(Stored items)
---*---

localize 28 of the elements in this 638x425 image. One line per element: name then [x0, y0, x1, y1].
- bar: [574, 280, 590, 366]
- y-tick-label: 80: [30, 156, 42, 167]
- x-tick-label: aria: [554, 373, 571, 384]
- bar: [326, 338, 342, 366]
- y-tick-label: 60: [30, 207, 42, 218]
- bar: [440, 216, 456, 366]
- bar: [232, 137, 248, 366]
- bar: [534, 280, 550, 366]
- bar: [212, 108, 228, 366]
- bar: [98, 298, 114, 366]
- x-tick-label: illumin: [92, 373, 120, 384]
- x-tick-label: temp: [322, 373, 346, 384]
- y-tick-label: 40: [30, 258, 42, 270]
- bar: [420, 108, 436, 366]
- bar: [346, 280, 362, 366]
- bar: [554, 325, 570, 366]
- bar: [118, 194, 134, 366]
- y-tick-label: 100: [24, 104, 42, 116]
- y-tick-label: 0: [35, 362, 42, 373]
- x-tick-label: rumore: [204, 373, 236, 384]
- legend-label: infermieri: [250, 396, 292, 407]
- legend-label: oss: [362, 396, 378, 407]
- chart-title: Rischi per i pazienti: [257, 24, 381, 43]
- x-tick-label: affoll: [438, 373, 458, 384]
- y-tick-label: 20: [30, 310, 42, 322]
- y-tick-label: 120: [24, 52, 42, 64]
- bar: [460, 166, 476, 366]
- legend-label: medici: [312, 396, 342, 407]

---*---

- Given instruction
Render the lines from the beginning of the items up to and including the line with "- chart-title: Rischi" as a JSON list of strings, one string per line, with blank lines omitted.

- Correct response
[
  "localize 28 of the elements in this 638x425 image. One line per element: name then [x0, y0, x1, y1].",
  "- bar: [574, 280, 590, 366]",
  "- y-tick-label: 80: [30, 156, 42, 167]",
  "- x-tick-label: aria: [554, 373, 571, 384]",
  "- bar: [326, 338, 342, 366]",
  "- y-tick-label: 60: [30, 207, 42, 218]",
  "- bar: [440, 216, 456, 366]",
  "- bar: [232, 137, 248, 366]",
  "- bar: [534, 280, 550, 366]",
  "- bar: [212, 108, 228, 366]",
  "- bar: [98, 298, 114, 366]",
  "- x-tick-label: illumin: [92, 373, 120, 384]",
  "- x-tick-label: temp: [322, 373, 346, 384]",
  "- y-tick-label: 40: [30, 258, 42, 270]",
  "- bar: [420, 108, 436, 366]",
  "- bar: [346, 280, 362, 366]",
  "- bar: [554, 325, 570, 366]",
  "- bar: [118, 194, 134, 366]",
  "- y-tick-label: 100: [24, 104, 42, 116]",
  "- y-tick-label: 0: [35, 362, 42, 373]",
  "- x-tick-label: rumore: [204, 373, 236, 384]",
  "- legend-label: infermieri: [250, 396, 292, 407]",
  "- legend-label: oss: [362, 396, 378, 407]",
  "- chart-title: Rischi per i pazienti: [257, 24, 381, 43]"
]